### Entries provided
▬▬▬▬▬▬▬▬▬▬
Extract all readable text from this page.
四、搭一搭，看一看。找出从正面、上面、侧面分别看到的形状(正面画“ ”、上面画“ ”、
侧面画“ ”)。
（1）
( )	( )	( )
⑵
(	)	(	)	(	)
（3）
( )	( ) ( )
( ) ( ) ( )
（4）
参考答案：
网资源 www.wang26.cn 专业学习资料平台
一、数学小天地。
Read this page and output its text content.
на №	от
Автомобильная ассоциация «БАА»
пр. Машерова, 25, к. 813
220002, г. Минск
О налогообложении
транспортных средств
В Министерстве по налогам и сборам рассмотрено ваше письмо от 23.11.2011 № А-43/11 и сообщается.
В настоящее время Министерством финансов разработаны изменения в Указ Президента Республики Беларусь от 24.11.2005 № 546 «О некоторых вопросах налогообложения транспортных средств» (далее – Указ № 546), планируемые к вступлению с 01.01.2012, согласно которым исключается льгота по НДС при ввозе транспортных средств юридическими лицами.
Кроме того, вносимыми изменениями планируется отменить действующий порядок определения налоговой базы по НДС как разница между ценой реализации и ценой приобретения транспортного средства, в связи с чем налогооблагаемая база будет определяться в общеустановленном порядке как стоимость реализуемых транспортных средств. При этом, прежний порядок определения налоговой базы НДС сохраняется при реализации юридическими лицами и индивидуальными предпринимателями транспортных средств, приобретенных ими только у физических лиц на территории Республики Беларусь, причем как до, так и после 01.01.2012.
▬▬▬▬▬▬▬▬▬▬
From the records above, please extract every line and repeat it exactly.

Extract all readable text from this page.
四、搭一搭，看一看。找出从正面、上面、侧面分别看到的形状(正面画“ ”、上面画“ ”、
侧面画“ ”)。
（1）
( )	( )	( )
⑵
(	)	(	)	(	)
（3）
( )	( ) ( )
( ) ( ) ( )
（4）
参考答案：
网资源 www.wang26.cn 专业学习资料平台
一、数学小天地。
Read this page and output its text content.
на №	от
Автомобильная ассоциация «БАА»
пр. Машерова, 25, к. 813
220002, г. Минск
О налогообложении
транспортных средств
В Министерстве по налогам и сборам рассмотрено ваше письмо от 23.11.2011 № А-43/11 и сообщается.
В настоящее время Министерством финансов разработаны изменения в Указ Президента Республики Беларусь от 24.11.2005 № 546 «О некоторых вопросах налогообложения транспортных средств» (далее – Указ № 546), планируемые к вступлению с 01.01.2012, согласно которым исключается льгота по НДС при ввозе транспортных средств юридическими лицами.
Кроме того, вносимыми изменениями планируется отменить действующий порядок определения налоговой базы по НДС как разница между ценой реализации и ценой приобретения транспортного средства, в связи с чем налогооблагаемая база будет определяться в общеустановленном порядке как стоимость реализуемых транспортных средств. При этом, прежний порядок определения налоговой базы НДС сохраняется при реализации юридическими лицами и индивидуальными предпринимателями транспортных средств, приобретенных ими только у физических лиц на территории Республики Беларусь, причем как до, так и после 01.01.2012.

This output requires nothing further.